DATA FOR THIS EXERCISE:
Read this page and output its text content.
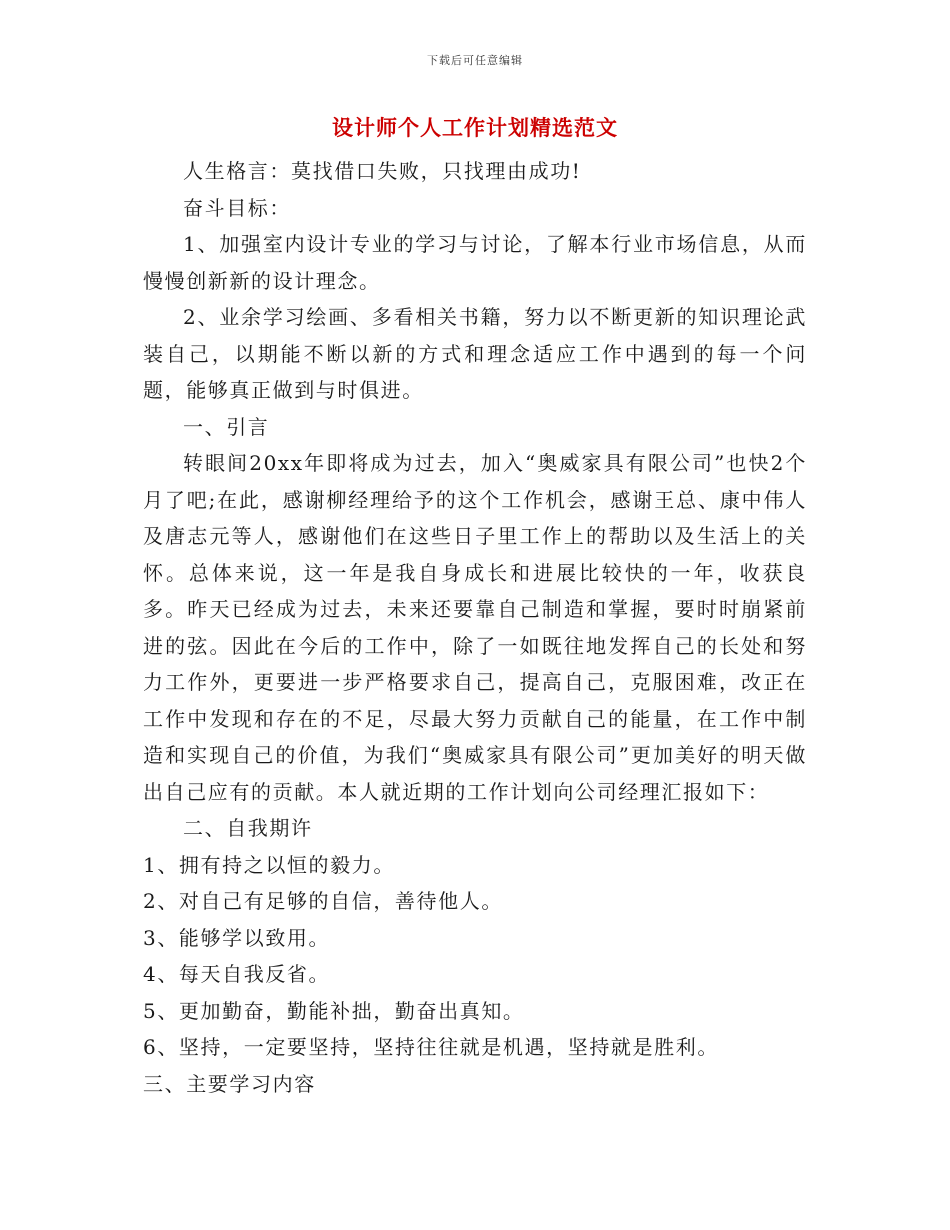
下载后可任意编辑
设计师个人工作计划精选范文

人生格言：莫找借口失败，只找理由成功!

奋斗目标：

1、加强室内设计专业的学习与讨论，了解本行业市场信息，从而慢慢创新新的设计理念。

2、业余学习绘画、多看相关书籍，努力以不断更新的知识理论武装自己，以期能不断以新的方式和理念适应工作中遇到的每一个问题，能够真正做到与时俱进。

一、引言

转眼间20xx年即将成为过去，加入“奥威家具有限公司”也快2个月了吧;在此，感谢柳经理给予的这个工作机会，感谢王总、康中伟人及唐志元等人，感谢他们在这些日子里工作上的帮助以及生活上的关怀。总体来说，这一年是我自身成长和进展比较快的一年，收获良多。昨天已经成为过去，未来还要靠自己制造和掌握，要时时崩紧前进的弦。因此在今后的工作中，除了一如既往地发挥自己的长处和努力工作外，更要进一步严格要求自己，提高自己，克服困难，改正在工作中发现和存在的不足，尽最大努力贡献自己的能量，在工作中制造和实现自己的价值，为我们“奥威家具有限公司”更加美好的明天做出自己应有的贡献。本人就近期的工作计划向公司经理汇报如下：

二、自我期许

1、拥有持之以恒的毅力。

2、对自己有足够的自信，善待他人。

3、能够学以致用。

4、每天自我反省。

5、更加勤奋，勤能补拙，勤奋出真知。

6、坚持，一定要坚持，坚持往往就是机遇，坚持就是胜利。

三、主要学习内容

THE TASK:
Pictures in the records above should not be copied. Repeat everything else exactly.

SOLUTION FOR THIS TASK:
Read this page and output its text content.
下载后可任意编辑
设计师个人工作计划精选范文

人生格言：莫找借口失败，只找理由成功!

奋斗目标：

1、加强室内设计专业的学习与讨论，了解本行业市场信息，从而慢慢创新新的设计理念。

2、业余学习绘画、多看相关书籍，努力以不断更新的知识理论武装自己，以期能不断以新的方式和理念适应工作中遇到的每一个问题，能够真正做到与时俱进。

一、引言

转眼间20xx年即将成为过去，加入“奥威家具有限公司”也快2个月了吧;在此，感谢柳经理给予的这个工作机会，感谢王总、康中伟人及唐志元等人，感谢他们在这些日子里工作上的帮助以及生活上的关怀。总体来说，这一年是我自身成长和进展比较快的一年，收获良多。昨天已经成为过去，未来还要靠自己制造和掌握，要时时崩紧前进的弦。因此在今后的工作中，除了一如既往地发挥自己的长处和努力工作外，更要进一步严格要求自己，提高自己，克服困难，改正在工作中发现和存在的不足，尽最大努力贡献自己的能量，在工作中制造和实现自己的价值，为我们“奥威家具有限公司”更加美好的明天做出自己应有的贡献。本人就近期的工作计划向公司经理汇报如下：

二、自我期许

1、拥有持之以恒的毅力。

2、对自己有足够的自信，善待他人。

3、能够学以致用。

4、每天自我反省。

5、更加勤奋，勤能补拙，勤奋出真知。

6、坚持，一定要坚持，坚持往往就是机遇，坚持就是胜利。

三、主要学习内容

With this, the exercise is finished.